Exercise goal>
Replace every "[interactable]" in the lines below with "[clickable]", leaving everything else unchanged.

Data extract>
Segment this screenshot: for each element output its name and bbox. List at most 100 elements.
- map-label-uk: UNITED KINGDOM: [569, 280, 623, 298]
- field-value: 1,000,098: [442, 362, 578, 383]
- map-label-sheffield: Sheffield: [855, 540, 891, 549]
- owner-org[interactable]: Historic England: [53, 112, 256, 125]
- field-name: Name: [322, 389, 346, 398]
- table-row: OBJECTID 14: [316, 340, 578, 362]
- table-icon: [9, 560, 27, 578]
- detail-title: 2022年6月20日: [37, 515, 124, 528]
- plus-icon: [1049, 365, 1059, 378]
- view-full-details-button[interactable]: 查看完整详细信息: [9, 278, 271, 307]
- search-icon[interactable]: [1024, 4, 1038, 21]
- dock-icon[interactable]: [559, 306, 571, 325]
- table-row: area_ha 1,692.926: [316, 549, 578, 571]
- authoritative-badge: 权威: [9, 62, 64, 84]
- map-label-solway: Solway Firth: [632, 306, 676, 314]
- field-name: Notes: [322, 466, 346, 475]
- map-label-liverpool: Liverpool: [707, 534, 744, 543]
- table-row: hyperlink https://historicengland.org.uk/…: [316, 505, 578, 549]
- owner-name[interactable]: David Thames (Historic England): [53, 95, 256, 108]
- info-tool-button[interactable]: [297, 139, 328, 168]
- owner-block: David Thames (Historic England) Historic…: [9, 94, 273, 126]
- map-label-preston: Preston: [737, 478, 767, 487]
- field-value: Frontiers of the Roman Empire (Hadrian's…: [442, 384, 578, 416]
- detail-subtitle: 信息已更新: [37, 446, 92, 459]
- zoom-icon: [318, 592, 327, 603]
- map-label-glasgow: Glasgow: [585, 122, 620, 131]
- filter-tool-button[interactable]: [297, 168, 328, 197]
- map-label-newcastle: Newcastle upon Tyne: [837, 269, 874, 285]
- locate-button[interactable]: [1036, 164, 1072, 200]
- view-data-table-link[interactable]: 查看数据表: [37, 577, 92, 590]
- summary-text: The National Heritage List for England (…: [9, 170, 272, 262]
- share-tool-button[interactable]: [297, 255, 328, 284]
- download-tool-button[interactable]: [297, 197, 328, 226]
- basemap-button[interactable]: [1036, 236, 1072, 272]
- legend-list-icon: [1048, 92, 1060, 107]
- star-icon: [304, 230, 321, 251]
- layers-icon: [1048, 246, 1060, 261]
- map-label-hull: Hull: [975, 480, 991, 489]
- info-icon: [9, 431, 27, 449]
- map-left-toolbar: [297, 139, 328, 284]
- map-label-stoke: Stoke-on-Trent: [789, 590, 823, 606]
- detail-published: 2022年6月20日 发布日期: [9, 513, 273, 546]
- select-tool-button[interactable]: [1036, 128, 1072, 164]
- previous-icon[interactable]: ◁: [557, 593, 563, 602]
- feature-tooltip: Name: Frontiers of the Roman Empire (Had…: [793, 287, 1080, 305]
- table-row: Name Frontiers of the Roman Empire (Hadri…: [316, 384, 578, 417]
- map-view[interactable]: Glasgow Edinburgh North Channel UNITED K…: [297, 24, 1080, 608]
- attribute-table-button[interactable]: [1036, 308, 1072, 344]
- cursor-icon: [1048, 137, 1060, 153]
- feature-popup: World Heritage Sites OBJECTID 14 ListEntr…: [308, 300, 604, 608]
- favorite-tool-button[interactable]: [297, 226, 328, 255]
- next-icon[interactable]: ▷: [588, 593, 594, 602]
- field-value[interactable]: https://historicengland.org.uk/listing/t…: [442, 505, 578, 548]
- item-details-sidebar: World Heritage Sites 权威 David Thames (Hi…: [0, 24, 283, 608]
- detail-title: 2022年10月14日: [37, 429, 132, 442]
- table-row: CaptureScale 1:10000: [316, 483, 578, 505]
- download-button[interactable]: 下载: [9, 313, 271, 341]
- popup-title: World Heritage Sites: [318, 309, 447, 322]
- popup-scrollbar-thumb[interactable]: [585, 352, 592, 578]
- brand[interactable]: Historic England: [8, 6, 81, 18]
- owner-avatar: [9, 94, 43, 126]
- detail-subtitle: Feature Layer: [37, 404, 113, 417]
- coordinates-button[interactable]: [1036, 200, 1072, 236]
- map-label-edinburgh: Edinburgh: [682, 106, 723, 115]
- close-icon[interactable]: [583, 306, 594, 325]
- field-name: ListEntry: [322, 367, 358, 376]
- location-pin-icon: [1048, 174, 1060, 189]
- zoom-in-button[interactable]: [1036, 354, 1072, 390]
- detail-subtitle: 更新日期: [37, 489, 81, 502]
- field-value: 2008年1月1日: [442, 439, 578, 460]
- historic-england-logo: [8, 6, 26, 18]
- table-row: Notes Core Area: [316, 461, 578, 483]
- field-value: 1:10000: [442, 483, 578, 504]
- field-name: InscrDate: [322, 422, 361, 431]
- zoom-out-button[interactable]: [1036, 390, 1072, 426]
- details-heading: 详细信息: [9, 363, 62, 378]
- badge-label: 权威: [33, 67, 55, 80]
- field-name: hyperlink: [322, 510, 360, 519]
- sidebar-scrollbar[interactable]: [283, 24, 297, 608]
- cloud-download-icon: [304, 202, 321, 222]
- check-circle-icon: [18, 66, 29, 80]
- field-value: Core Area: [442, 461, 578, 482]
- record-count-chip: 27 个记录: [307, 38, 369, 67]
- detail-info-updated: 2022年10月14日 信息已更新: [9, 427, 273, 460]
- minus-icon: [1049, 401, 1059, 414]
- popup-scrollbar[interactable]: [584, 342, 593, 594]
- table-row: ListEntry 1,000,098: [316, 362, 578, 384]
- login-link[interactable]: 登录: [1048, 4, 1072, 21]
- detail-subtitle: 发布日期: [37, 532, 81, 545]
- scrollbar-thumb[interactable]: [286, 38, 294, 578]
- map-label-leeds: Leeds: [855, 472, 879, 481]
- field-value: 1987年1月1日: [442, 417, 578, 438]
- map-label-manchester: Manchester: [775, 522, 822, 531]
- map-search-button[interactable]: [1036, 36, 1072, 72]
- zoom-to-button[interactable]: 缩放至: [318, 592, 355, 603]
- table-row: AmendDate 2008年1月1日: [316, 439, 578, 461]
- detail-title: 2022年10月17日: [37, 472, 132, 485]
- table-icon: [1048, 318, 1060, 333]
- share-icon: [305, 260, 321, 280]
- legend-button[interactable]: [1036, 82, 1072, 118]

Full solution>
Segment this screenshot: for each element output its name and bbox. List at most 100 elements.
- map-label-uk: UNITED KINGDOM: [569, 280, 623, 298]
- field-value: 1,000,098: [442, 362, 578, 383]
- map-label-sheffield: Sheffield: [855, 540, 891, 549]
- owner-org[clickable]: Historic England: [53, 112, 256, 125]
- field-name: Name: [322, 389, 346, 398]
- table-row: OBJECTID 14: [316, 340, 578, 362]
- table-icon: [9, 560, 27, 578]
- detail-title: 2022年6月20日: [37, 515, 124, 528]
- plus-icon: [1049, 365, 1059, 378]
- view-full-details-button[clickable]: 查看完整详细信息: [9, 278, 271, 307]
- search-icon[clickable]: [1024, 4, 1038, 21]
- dock-icon[clickable]: [559, 306, 571, 325]
- table-row: area_ha 1,692.926: [316, 549, 578, 571]
- authoritative-badge: 权威: [9, 62, 64, 84]
- map-label-solway: Solway Firth: [632, 306, 676, 314]
- field-name: Notes: [322, 466, 346, 475]
- map-label-liverpool: Liverpool: [707, 534, 744, 543]
- table-row: hyperlink https://historicengland.org.uk/…: [316, 505, 578, 549]
- owner-name[clickable]: David Thames (Historic England): [53, 95, 256, 108]
- info-tool-button[clickable]: [297, 139, 328, 168]
- owner-block: David Thames (Historic England) Historic…: [9, 94, 273, 126]
- map-label-preston: Preston: [737, 478, 767, 487]
- field-value: Frontiers of the Roman Empire (Hadrian's…: [442, 384, 578, 416]
- detail-subtitle: 信息已更新: [37, 446, 92, 459]
- zoom-icon: [318, 592, 327, 603]
- map-label-glasgow: Glasgow: [585, 122, 620, 131]
- filter-tool-button[clickable]: [297, 168, 328, 197]
- map-label-newcastle: Newcastle upon Tyne: [837, 269, 874, 285]
- locate-button[clickable]: [1036, 164, 1072, 200]
- view-data-table-link[clickable]: 查看数据表: [37, 577, 92, 590]
- summary-text: The National Heritage List for England (…: [9, 170, 272, 262]
- share-tool-button[clickable]: [297, 255, 328, 284]
- download-tool-button[clickable]: [297, 197, 328, 226]
- basemap-button[clickable]: [1036, 236, 1072, 272]
- legend-list-icon: [1048, 92, 1060, 107]
- star-icon: [304, 230, 321, 251]
- layers-icon: [1048, 246, 1060, 261]
- map-label-hull: Hull: [975, 480, 991, 489]
- info-icon: [9, 431, 27, 449]
- map-left-toolbar: [297, 139, 328, 284]
- map-label-stoke: Stoke-on-Trent: [789, 590, 823, 606]
- detail-published: 2022年6月20日 发布日期: [9, 513, 273, 546]
- select-tool-button[clickable]: [1036, 128, 1072, 164]
- previous-icon[clickable]: ◁: [557, 593, 563, 602]
- feature-tooltip: Name: Frontiers of the Roman Empire (Had…: [793, 287, 1080, 305]
- table-row: Name Frontiers of the Roman Empire (Hadri…: [316, 384, 578, 417]
- map-view[clickable]: Glasgow Edinburgh North Channel UNITED K…: [297, 24, 1080, 608]
- attribute-table-button[clickable]: [1036, 308, 1072, 344]
- cursor-icon: [1048, 137, 1060, 153]
- feature-popup: World Heritage Sites OBJECTID 14 ListEntr…: [308, 300, 604, 608]
- favorite-tool-button[clickable]: [297, 226, 328, 255]
- next-icon[clickable]: ▷: [588, 593, 594, 602]
- field-value[clickable]: https://historicengland.org.uk/listing/t…: [442, 505, 578, 548]
- item-details-sidebar: World Heritage Sites 权威 David Thames (Hi…: [0, 24, 283, 608]
- detail-title: 2022年10月14日: [37, 429, 132, 442]
- table-row: CaptureScale 1:10000: [316, 483, 578, 505]
- download-button[clickable]: 下载: [9, 313, 271, 341]
- popup-title: World Heritage Sites: [318, 309, 447, 322]
- popup-scrollbar-thumb[clickable]: [585, 352, 592, 578]
- brand[clickable]: Historic England: [8, 6, 81, 18]
- owner-avatar: [9, 94, 43, 126]
- detail-subtitle: Feature Layer: [37, 404, 113, 417]
- coordinates-button[clickable]: [1036, 200, 1072, 236]
- map-label-edinburgh: Edinburgh: [682, 106, 723, 115]
- close-icon[clickable]: [583, 306, 594, 325]
- field-name: ListEntry: [322, 367, 358, 376]
- location-pin-icon: [1048, 174, 1060, 189]
- zoom-in-button[clickable]: [1036, 354, 1072, 390]
- detail-subtitle: 更新日期: [37, 489, 81, 502]
- field-value: 2008年1月1日: [442, 439, 578, 460]
- historic-england-logo: [8, 6, 26, 18]
- table-row: Notes Core Area: [316, 461, 578, 483]
- field-value: 1:10000: [442, 483, 578, 504]
- field-name: InscrDate: [322, 422, 361, 431]
- zoom-out-button[clickable]: [1036, 390, 1072, 426]
- details-heading: 详细信息: [9, 363, 62, 378]
- badge-label: 权威: [33, 67, 55, 80]
- field-name: hyperlink: [322, 510, 360, 519]
- sidebar-scrollbar[clickable]: [283, 24, 297, 608]
- cloud-download-icon: [304, 202, 321, 222]
- check-circle-icon: [18, 66, 29, 80]
- field-value: Core Area: [442, 461, 578, 482]
- record-count-chip: 27 个记录: [307, 38, 369, 67]
- detail-info-updated: 2022年10月14日 信息已更新: [9, 427, 273, 460]
- minus-icon: [1049, 401, 1059, 414]
- popup-scrollbar[clickable]: [584, 342, 593, 594]
- table-row: ListEntry 1,000,098: [316, 362, 578, 384]
- login-link[clickable]: 登录: [1048, 4, 1072, 21]
- detail-subtitle: 发布日期: [37, 532, 81, 545]
- scrollbar-thumb[clickable]: [286, 38, 294, 578]
- map-label-leeds: Leeds: [855, 472, 879, 481]
- field-value: 1987年1月1日: [442, 417, 578, 438]
- map-label-manchester: Manchester: [775, 522, 822, 531]
- map-search-button[clickable]: [1036, 36, 1072, 72]
- zoom-to-button[clickable]: 缩放至: [318, 592, 355, 603]
- table-row: AmendDate 2008年1月1日: [316, 439, 578, 461]
- detail-title: 2022年10月17日: [37, 472, 132, 485]
- table-icon: [1048, 318, 1060, 333]
- share-icon: [305, 260, 321, 280]
- legend-button[clickable]: [1036, 82, 1072, 118]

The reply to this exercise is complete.